Directive.
All the records that follow need to be reproduced exactly. Omit the images.

Provided records.

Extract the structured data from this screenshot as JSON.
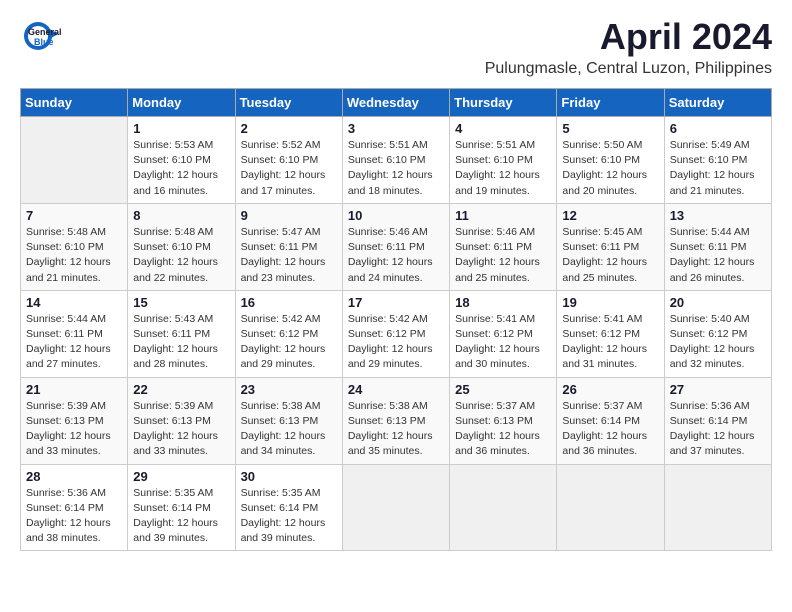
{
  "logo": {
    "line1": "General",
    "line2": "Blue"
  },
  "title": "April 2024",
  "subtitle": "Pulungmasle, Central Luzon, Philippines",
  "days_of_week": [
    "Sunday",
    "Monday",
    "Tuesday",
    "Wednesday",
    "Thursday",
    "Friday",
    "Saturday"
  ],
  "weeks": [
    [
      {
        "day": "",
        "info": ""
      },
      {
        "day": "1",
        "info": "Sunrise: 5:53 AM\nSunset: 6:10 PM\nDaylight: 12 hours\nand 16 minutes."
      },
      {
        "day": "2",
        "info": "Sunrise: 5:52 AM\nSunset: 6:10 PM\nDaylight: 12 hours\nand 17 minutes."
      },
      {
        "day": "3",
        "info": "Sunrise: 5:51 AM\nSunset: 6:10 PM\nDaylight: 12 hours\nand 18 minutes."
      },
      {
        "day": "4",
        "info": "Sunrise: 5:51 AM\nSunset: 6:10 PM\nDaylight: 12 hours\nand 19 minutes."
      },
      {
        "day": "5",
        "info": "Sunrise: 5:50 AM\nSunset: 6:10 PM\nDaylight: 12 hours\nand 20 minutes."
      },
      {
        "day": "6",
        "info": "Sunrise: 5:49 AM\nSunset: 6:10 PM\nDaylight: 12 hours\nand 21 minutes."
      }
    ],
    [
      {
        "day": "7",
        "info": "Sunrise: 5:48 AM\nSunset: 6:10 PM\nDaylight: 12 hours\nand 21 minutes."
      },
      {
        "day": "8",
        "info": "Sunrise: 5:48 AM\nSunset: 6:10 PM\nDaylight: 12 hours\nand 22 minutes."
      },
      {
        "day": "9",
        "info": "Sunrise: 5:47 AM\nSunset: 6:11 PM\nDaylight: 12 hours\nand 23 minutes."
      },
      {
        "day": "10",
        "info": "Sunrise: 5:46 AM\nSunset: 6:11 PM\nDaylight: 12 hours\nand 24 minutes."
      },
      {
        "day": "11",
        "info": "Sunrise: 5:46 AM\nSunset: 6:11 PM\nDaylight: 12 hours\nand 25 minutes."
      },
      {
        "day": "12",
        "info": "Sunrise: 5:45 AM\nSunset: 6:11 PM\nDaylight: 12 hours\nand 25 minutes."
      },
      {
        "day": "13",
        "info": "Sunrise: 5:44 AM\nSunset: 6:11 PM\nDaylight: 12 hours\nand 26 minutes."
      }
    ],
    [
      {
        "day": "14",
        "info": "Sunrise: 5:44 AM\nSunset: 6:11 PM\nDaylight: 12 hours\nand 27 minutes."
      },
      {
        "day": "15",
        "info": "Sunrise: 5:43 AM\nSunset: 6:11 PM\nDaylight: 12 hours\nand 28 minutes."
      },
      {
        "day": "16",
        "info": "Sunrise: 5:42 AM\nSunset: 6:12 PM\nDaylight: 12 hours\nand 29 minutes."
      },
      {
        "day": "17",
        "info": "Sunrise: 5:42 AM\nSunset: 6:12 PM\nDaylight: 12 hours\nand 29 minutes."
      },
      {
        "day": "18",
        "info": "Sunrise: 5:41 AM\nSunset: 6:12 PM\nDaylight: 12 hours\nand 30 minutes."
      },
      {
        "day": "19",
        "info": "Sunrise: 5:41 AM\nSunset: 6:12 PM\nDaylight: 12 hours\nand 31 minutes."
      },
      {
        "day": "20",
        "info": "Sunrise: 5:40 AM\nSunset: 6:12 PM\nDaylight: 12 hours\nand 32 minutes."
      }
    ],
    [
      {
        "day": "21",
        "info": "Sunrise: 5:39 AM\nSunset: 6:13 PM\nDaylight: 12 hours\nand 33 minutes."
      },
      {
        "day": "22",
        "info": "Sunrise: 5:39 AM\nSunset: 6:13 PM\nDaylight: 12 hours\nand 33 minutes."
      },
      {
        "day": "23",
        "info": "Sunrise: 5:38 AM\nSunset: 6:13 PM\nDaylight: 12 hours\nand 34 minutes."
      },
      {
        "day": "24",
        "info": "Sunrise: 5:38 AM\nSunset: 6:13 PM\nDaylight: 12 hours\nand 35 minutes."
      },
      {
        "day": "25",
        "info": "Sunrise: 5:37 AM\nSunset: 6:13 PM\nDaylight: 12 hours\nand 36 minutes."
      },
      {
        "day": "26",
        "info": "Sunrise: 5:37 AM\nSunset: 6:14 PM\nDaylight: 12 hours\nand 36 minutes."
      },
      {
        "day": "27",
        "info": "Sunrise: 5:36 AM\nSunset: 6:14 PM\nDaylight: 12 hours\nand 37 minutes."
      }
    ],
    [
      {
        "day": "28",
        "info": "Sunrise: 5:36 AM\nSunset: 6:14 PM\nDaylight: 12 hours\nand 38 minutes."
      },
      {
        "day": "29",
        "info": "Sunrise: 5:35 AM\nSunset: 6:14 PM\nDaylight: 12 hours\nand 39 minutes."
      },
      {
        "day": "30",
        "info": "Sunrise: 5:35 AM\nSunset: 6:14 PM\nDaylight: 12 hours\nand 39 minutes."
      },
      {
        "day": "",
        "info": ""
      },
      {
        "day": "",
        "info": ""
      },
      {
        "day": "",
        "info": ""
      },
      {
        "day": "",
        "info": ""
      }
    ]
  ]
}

Finished answer.
Extract the structured data from this screenshot as JSON.
{
  "logo": {
    "line1": "General",
    "line2": "Blue"
  },
  "title": "April 2024",
  "subtitle": "Pulungmasle, Central Luzon, Philippines",
  "days_of_week": [
    "Sunday",
    "Monday",
    "Tuesday",
    "Wednesday",
    "Thursday",
    "Friday",
    "Saturday"
  ],
  "weeks": [
    [
      {
        "day": "",
        "info": ""
      },
      {
        "day": "1",
        "info": "Sunrise: 5:53 AM\nSunset: 6:10 PM\nDaylight: 12 hours\nand 16 minutes."
      },
      {
        "day": "2",
        "info": "Sunrise: 5:52 AM\nSunset: 6:10 PM\nDaylight: 12 hours\nand 17 minutes."
      },
      {
        "day": "3",
        "info": "Sunrise: 5:51 AM\nSunset: 6:10 PM\nDaylight: 12 hours\nand 18 minutes."
      },
      {
        "day": "4",
        "info": "Sunrise: 5:51 AM\nSunset: 6:10 PM\nDaylight: 12 hours\nand 19 minutes."
      },
      {
        "day": "5",
        "info": "Sunrise: 5:50 AM\nSunset: 6:10 PM\nDaylight: 12 hours\nand 20 minutes."
      },
      {
        "day": "6",
        "info": "Sunrise: 5:49 AM\nSunset: 6:10 PM\nDaylight: 12 hours\nand 21 minutes."
      }
    ],
    [
      {
        "day": "7",
        "info": "Sunrise: 5:48 AM\nSunset: 6:10 PM\nDaylight: 12 hours\nand 21 minutes."
      },
      {
        "day": "8",
        "info": "Sunrise: 5:48 AM\nSunset: 6:10 PM\nDaylight: 12 hours\nand 22 minutes."
      },
      {
        "day": "9",
        "info": "Sunrise: 5:47 AM\nSunset: 6:11 PM\nDaylight: 12 hours\nand 23 minutes."
      },
      {
        "day": "10",
        "info": "Sunrise: 5:46 AM\nSunset: 6:11 PM\nDaylight: 12 hours\nand 24 minutes."
      },
      {
        "day": "11",
        "info": "Sunrise: 5:46 AM\nSunset: 6:11 PM\nDaylight: 12 hours\nand 25 minutes."
      },
      {
        "day": "12",
        "info": "Sunrise: 5:45 AM\nSunset: 6:11 PM\nDaylight: 12 hours\nand 25 minutes."
      },
      {
        "day": "13",
        "info": "Sunrise: 5:44 AM\nSunset: 6:11 PM\nDaylight: 12 hours\nand 26 minutes."
      }
    ],
    [
      {
        "day": "14",
        "info": "Sunrise: 5:44 AM\nSunset: 6:11 PM\nDaylight: 12 hours\nand 27 minutes."
      },
      {
        "day": "15",
        "info": "Sunrise: 5:43 AM\nSunset: 6:11 PM\nDaylight: 12 hours\nand 28 minutes."
      },
      {
        "day": "16",
        "info": "Sunrise: 5:42 AM\nSunset: 6:12 PM\nDaylight: 12 hours\nand 29 minutes."
      },
      {
        "day": "17",
        "info": "Sunrise: 5:42 AM\nSunset: 6:12 PM\nDaylight: 12 hours\nand 29 minutes."
      },
      {
        "day": "18",
        "info": "Sunrise: 5:41 AM\nSunset: 6:12 PM\nDaylight: 12 hours\nand 30 minutes."
      },
      {
        "day": "19",
        "info": "Sunrise: 5:41 AM\nSunset: 6:12 PM\nDaylight: 12 hours\nand 31 minutes."
      },
      {
        "day": "20",
        "info": "Sunrise: 5:40 AM\nSunset: 6:12 PM\nDaylight: 12 hours\nand 32 minutes."
      }
    ],
    [
      {
        "day": "21",
        "info": "Sunrise: 5:39 AM\nSunset: 6:13 PM\nDaylight: 12 hours\nand 33 minutes."
      },
      {
        "day": "22",
        "info": "Sunrise: 5:39 AM\nSunset: 6:13 PM\nDaylight: 12 hours\nand 33 minutes."
      },
      {
        "day": "23",
        "info": "Sunrise: 5:38 AM\nSunset: 6:13 PM\nDaylight: 12 hours\nand 34 minutes."
      },
      {
        "day": "24",
        "info": "Sunrise: 5:38 AM\nSunset: 6:13 PM\nDaylight: 12 hours\nand 35 minutes."
      },
      {
        "day": "25",
        "info": "Sunrise: 5:37 AM\nSunset: 6:13 PM\nDaylight: 12 hours\nand 36 minutes."
      },
      {
        "day": "26",
        "info": "Sunrise: 5:37 AM\nSunset: 6:14 PM\nDaylight: 12 hours\nand 36 minutes."
      },
      {
        "day": "27",
        "info": "Sunrise: 5:36 AM\nSunset: 6:14 PM\nDaylight: 12 hours\nand 37 minutes."
      }
    ],
    [
      {
        "day": "28",
        "info": "Sunrise: 5:36 AM\nSunset: 6:14 PM\nDaylight: 12 hours\nand 38 minutes."
      },
      {
        "day": "29",
        "info": "Sunrise: 5:35 AM\nSunset: 6:14 PM\nDaylight: 12 hours\nand 39 minutes."
      },
      {
        "day": "30",
        "info": "Sunrise: 5:35 AM\nSunset: 6:14 PM\nDaylight: 12 hours\nand 39 minutes."
      },
      {
        "day": "",
        "info": ""
      },
      {
        "day": "",
        "info": ""
      },
      {
        "day": "",
        "info": ""
      },
      {
        "day": "",
        "info": ""
      }
    ]
  ]
}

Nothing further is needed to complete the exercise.